◆ **YOUR TASK**
Can you transcribe every record below exactly as it appears?

Dataset entries
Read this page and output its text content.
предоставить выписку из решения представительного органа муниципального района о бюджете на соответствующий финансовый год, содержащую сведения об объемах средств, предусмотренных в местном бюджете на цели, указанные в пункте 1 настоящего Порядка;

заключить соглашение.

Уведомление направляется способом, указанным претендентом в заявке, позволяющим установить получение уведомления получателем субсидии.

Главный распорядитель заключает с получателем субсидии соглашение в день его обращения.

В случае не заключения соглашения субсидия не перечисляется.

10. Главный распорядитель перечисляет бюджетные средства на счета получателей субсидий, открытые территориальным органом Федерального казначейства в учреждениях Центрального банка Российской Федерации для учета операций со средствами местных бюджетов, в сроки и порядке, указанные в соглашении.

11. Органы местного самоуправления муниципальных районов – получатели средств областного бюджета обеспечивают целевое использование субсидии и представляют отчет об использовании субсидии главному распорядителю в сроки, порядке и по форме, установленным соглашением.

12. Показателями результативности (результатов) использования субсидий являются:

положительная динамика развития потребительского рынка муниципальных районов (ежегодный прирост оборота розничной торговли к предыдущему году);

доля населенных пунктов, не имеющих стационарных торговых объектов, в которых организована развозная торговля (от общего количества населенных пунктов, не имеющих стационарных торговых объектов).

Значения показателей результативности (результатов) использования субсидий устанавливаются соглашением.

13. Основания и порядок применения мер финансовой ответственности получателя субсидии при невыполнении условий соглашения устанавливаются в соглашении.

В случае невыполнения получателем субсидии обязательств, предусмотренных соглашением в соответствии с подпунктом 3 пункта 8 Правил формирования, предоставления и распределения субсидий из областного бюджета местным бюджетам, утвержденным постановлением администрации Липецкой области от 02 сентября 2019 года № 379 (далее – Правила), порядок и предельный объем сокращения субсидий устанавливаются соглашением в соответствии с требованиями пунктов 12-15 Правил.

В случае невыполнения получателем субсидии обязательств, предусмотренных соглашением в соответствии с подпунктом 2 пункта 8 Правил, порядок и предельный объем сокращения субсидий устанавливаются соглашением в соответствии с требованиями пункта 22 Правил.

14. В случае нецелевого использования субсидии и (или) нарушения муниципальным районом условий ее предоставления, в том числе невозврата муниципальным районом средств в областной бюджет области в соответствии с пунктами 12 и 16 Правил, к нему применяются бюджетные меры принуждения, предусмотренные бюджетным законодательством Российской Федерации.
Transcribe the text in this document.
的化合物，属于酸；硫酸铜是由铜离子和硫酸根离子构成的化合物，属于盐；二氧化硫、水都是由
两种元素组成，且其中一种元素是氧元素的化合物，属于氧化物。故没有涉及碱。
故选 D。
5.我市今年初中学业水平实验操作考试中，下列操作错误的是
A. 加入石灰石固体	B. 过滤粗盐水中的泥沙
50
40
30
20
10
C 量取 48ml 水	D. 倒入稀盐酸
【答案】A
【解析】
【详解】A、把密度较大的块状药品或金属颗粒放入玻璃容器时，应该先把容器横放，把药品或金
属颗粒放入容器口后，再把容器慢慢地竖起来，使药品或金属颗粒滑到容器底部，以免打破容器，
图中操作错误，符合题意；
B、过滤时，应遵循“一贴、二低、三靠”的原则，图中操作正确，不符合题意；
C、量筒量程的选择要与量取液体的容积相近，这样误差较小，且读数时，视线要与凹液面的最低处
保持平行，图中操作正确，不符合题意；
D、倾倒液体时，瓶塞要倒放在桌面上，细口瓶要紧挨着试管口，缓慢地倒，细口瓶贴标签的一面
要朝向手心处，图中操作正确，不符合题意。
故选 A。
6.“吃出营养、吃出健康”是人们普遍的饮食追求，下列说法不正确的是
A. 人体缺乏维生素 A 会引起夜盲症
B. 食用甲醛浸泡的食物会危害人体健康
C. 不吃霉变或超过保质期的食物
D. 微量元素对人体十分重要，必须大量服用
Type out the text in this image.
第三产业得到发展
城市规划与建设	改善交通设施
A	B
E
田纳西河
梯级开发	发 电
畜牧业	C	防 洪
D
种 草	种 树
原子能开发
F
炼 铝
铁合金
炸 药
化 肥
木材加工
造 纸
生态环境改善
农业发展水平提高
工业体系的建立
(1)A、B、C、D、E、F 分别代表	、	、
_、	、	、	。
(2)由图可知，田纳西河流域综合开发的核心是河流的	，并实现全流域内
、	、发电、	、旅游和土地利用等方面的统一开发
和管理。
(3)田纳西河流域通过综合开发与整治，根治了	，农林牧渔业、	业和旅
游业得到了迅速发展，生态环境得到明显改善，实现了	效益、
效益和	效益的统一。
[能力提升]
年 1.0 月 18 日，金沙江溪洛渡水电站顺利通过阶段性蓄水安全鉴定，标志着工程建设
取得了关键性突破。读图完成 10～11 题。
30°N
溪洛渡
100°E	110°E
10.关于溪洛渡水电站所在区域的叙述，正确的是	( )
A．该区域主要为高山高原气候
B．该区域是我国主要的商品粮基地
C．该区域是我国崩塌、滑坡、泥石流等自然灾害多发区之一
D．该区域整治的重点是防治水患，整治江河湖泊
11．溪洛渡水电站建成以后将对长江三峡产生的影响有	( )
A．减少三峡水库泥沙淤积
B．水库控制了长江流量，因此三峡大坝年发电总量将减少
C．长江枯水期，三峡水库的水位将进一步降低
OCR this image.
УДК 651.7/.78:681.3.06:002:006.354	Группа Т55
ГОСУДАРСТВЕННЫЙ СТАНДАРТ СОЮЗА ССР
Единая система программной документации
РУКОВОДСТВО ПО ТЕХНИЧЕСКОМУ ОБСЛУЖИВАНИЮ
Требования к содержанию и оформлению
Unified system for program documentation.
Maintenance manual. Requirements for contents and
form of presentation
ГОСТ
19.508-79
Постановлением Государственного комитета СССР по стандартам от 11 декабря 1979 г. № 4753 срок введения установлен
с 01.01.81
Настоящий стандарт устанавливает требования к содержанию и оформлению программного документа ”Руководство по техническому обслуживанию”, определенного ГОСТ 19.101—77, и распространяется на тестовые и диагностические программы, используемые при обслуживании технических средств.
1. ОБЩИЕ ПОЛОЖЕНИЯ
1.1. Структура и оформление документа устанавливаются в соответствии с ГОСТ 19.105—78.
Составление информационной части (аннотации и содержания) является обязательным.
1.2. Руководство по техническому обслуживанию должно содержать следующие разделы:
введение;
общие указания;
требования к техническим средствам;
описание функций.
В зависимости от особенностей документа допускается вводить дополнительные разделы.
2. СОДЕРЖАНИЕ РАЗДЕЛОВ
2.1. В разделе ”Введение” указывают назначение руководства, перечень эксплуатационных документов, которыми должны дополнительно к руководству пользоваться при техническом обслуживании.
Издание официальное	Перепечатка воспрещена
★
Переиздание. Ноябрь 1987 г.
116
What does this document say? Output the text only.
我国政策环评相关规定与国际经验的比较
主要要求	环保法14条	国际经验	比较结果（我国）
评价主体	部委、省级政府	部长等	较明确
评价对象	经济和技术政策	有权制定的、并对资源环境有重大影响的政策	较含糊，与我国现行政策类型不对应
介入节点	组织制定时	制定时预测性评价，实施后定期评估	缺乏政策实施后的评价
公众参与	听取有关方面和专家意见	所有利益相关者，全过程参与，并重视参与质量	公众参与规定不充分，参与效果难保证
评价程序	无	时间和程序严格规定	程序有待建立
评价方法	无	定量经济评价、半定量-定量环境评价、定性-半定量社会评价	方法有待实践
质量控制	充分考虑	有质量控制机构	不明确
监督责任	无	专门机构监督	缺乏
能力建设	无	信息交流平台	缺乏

◆ **EXERCISE SOLUTION**
Read this page and output its text content.
предоставить выписку из решения представительного органа муниципального района о бюджете на соответствующий финансовый год, содержащую сведения об объемах средств, предусмотренных в местном бюджете на цели, указанные в пункте 1 настоящего Порядка;

заключить соглашение.

Уведомление направляется способом, указанным претендентом в заявке, позволяющим установить получение уведомления получателем субсидии.

Главный распорядитель заключает с получателем субсидии соглашение в день его обращения.

В случае не заключения соглашения субсидия не перечисляется.

10. Главный распорядитель перечисляет бюджетные средства на счета получателей субсидий, открытые территориальным органом Федерального казначейства в учреждениях Центрального банка Российской Федерации для учета операций со средствами местных бюджетов, в сроки и порядке, указанные в соглашении.

11. Органы местного самоуправления муниципальных районов – получатели средств областного бюджета обеспечивают целевое использование субсидии и представляют отчет об использовании субсидии главному распорядителю в сроки, порядке и по форме, установленным соглашением.

12. Показателями результативности (результатов) использования субсидий являются:

положительная динамика развития потребительского рынка муниципальных районов (ежегодный прирост оборота розничной торговли к предыдущему году);

доля населенных пунктов, не имеющих стационарных торговых объектов, в которых организована развозная торговля (от общего количества населенных пунктов, не имеющих стационарных торговых объектов).

Значения показателей результативности (результатов) использования субсидий устанавливаются соглашением.

13. Основания и порядок применения мер финансовой ответственности получателя субсидии при невыполнении условий соглашения устанавливаются в соглашении.

В случае невыполнения получателем субсидии обязательств, предусмотренных соглашением в соответствии с подпунктом 3 пункта 8 Правил формирования, предоставления и распределения субсидий из областного бюджета местным бюджетам, утвержденным постановлением администрации Липецкой области от 02 сентября 2019 года № 379 (далее – Правила), порядок и предельный объем сокращения субсидий устанавливаются соглашением в соответствии с требованиями пунктов 12-15 Правил.

В случае невыполнения получателем субсидии обязательств, предусмотренных соглашением в соответствии с подпунктом 2 пункта 8 Правил, порядок и предельный объем сокращения субсидий устанавливаются соглашением в соответствии с требованиями пункта 22 Правил.

14. В случае нецелевого использования субсидии и (или) нарушения муниципальным районом условий ее предоставления, в том числе невозврата муниципальным районом средств в областной бюджет области в соответствии с пунктами 12 и 16 Правил, к нему применяются бюджетные меры принуждения, предусмотренные бюджетным законодательством Российской Федерации.
Transcribe the text in this document.
的化合物，属于酸；硫酸铜是由铜离子和硫酸根离子构成的化合物，属于盐；二氧化硫、水都是由
两种元素组成，且其中一种元素是氧元素的化合物，属于氧化物。故没有涉及碱。
故选 D。
5.我市今年初中学业水平实验操作考试中，下列操作错误的是
A. 加入石灰石固体	B. 过滤粗盐水中的泥沙
50
40
30
20
10
C 量取 48ml 水	D. 倒入稀盐酸
【答案】A
【解析】
【详解】A、把密度较大的块状药品或金属颗粒放入玻璃容器时，应该先把容器横放，把药品或金
属颗粒放入容器口后，再把容器慢慢地竖起来，使药品或金属颗粒滑到容器底部，以免打破容器，
图中操作错误，符合题意；
B、过滤时，应遵循“一贴、二低、三靠”的原则，图中操作正确，不符合题意；
C、量筒量程的选择要与量取液体的容积相近，这样误差较小，且读数时，视线要与凹液面的最低处
保持平行，图中操作正确，不符合题意；
D、倾倒液体时，瓶塞要倒放在桌面上，细口瓶要紧挨着试管口，缓慢地倒，细口瓶贴标签的一面
要朝向手心处，图中操作正确，不符合题意。
故选 A。
6.“吃出营养、吃出健康”是人们普遍的饮食追求，下列说法不正确的是
A. 人体缺乏维生素 A 会引起夜盲症
B. 食用甲醛浸泡的食物会危害人体健康
C. 不吃霉变或超过保质期的食物
D. 微量元素对人体十分重要，必须大量服用
Type out the text in this image.
第三产业得到发展
城市规划与建设	改善交通设施
A	B
E
田纳西河
梯级开发	发 电
畜牧业	C	防 洪
D
种 草	种 树
原子能开发
F
炼 铝
铁合金
炸 药
化 肥
木材加工
造 纸
生态环境改善
农业发展水平提高
工业体系的建立
(1)A、B、C、D、E、F 分别代表	、	、
_、	、	、	。
(2)由图可知，田纳西河流域综合开发的核心是河流的	，并实现全流域内
、	、发电、	、旅游和土地利用等方面的统一开发
和管理。
(3)田纳西河流域通过综合开发与整治，根治了	，农林牧渔业、	业和旅
游业得到了迅速发展，生态环境得到明显改善，实现了	效益、
效益和	效益的统一。
[能力提升]
年 1.0 月 18 日，金沙江溪洛渡水电站顺利通过阶段性蓄水安全鉴定，标志着工程建设
取得了关键性突破。读图完成 10～11 题。
30°N
溪洛渡
100°E	110°E
10.关于溪洛渡水电站所在区域的叙述，正确的是	( )
A．该区域主要为高山高原气候
B．该区域是我国主要的商品粮基地
C．该区域是我国崩塌、滑坡、泥石流等自然灾害多发区之一
D．该区域整治的重点是防治水患，整治江河湖泊
11．溪洛渡水电站建成以后将对长江三峡产生的影响有	( )
A．减少三峡水库泥沙淤积
B．水库控制了长江流量，因此三峡大坝年发电总量将减少
C．长江枯水期，三峡水库的水位将进一步降低
OCR this image.
УДК 651.7/.78:681.3.06:002:006.354	Группа Т55
ГОСУДАРСТВЕННЫЙ СТАНДАРТ СОЮЗА ССР
Единая система программной документации
РУКОВОДСТВО ПО ТЕХНИЧЕСКОМУ ОБСЛУЖИВАНИЮ
Требования к содержанию и оформлению
Unified system for program documentation.
Maintenance manual. Requirements for contents and
form of presentation
ГОСТ
19.508-79
Постановлением Государственного комитета СССР по стандартам от 11 декабря 1979 г. № 4753 срок введения установлен
с 01.01.81
Настоящий стандарт устанавливает требования к содержанию и оформлению программного документа ”Руководство по техническому обслуживанию”, определенного ГОСТ 19.101—77, и распространяется на тестовые и диагностические программы, используемые при обслуживании технических средств.
1. ОБЩИЕ ПОЛОЖЕНИЯ
1.1. Структура и оформление документа устанавливаются в соответствии с ГОСТ 19.105—78.
Составление информационной части (аннотации и содержания) является обязательным.
1.2. Руководство по техническому обслуживанию должно содержать следующие разделы:
введение;
общие указания;
требования к техническим средствам;
описание функций.
В зависимости от особенностей документа допускается вводить дополнительные разделы.
2. СОДЕРЖАНИЕ РАЗДЕЛОВ
2.1. В разделе ”Введение” указывают назначение руководства, перечень эксплуатационных документов, которыми должны дополнительно к руководству пользоваться при техническом обслуживании.
Издание официальное	Перепечатка воспрещена
★
Переиздание. Ноябрь 1987 г.
116
What does this document say? Output the text only.
我国政策环评相关规定与国际经验的比较
主要要求	环保法14条	国际经验	比较结果（我国）
评价主体	部委、省级政府	部长等	较明确
评价对象	经济和技术政策	有权制定的、并对资源环境有重大影响的政策	较含糊，与我国现行政策类型不对应
介入节点	组织制定时	制定时预测性评价，实施后定期评估	缺乏政策实施后的评价
公众参与	听取有关方面和专家意见	所有利益相关者，全过程参与，并重视参与质量	公众参与规定不充分，参与效果难保证
评价程序	无	时间和程序严格规定	程序有待建立
评价方法	无	定量经济评价、半定量-定量环境评价、定性-半定量社会评价	方法有待实践
质量控制	充分考虑	有质量控制机构	不明确
监督责任	无	专门机构监督	缺乏
能力建设	无	信息交流平台	缺乏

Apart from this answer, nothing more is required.